** START Dataset records **

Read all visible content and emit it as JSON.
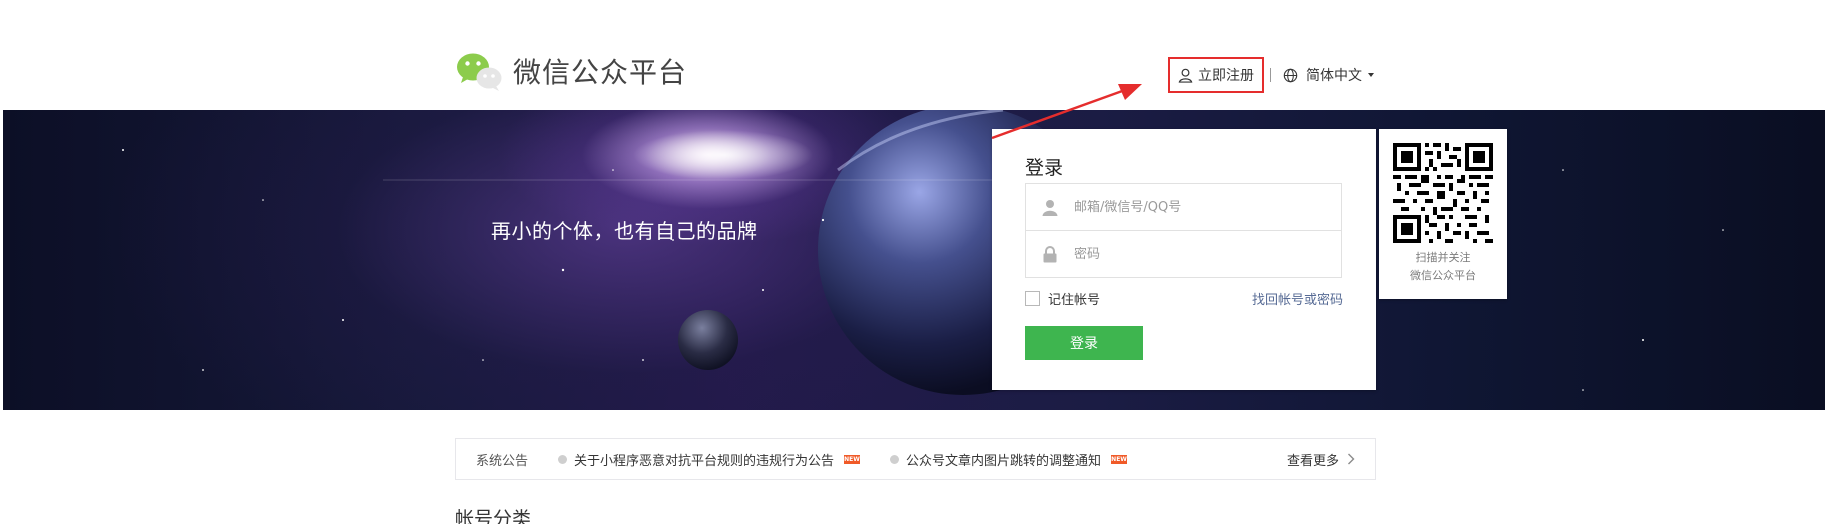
{
  "header": {
    "logo_text": "微信公众平台",
    "register_label": "立即注册",
    "language_label": "简体中文",
    "icons": {
      "logo": "wechat-logo-icon",
      "register": "user-icon",
      "language": "globe-icon",
      "dropdown": "caret-down-icon"
    }
  },
  "banner": {
    "slogan": "再小的个体，也有自己的品牌"
  },
  "login": {
    "title": "登录",
    "account_placeholder": "邮箱/微信号/QQ号",
    "password_placeholder": "密码",
    "remember_label": "记住帐号",
    "forgot_label": "找回帐号或密码",
    "submit_label": "登录",
    "submit_color": "#3eb54f",
    "icons": {
      "account": "user-icon",
      "password": "lock-icon"
    }
  },
  "qr": {
    "caption_line1": "扫描并关注",
    "caption_line2": "微信公众平台"
  },
  "notice": {
    "label": "系统公告",
    "items": [
      {
        "text": "关于小程序恶意对抗平台规则的违规行为公告",
        "badge": "NEW"
      },
      {
        "text": "公众号文章内图片跳转的调整通知",
        "badge": "NEW"
      }
    ],
    "more_label": "查看更多"
  },
  "section": {
    "title": "帐号分类"
  },
  "annotation": {
    "color": "#e52d2d"
  }
}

** END Dataset records **

[Your goal] Make an exact copy of every entry above, minus the images.

[Completed task]
Read all visible content and emit it as JSON.
{
  "header": {
    "logo_text": "微信公众平台",
    "register_label": "立即注册",
    "language_label": "简体中文",
    "icons": {
      "logo": "wechat-logo-icon",
      "register": "user-icon",
      "language": "globe-icon",
      "dropdown": "caret-down-icon"
    }
  },
  "banner": {
    "slogan": "再小的个体，也有自己的品牌"
  },
  "login": {
    "title": "登录",
    "account_placeholder": "邮箱/微信号/QQ号",
    "password_placeholder": "密码",
    "remember_label": "记住帐号",
    "forgot_label": "找回帐号或密码",
    "submit_label": "登录",
    "submit_color": "#3eb54f",
    "icons": {
      "account": "user-icon",
      "password": "lock-icon"
    }
  },
  "qr": {
    "caption_line1": "扫描并关注",
    "caption_line2": "微信公众平台"
  },
  "notice": {
    "label": "系统公告",
    "items": [
      {
        "text": "关于小程序恶意对抗平台规则的违规行为公告",
        "badge": "NEW"
      },
      {
        "text": "公众号文章内图片跳转的调整通知",
        "badge": "NEW"
      }
    ],
    "more_label": "查看更多"
  },
  "section": {
    "title": "帐号分类"
  },
  "annotation": {
    "color": "#e52d2d"
  }
}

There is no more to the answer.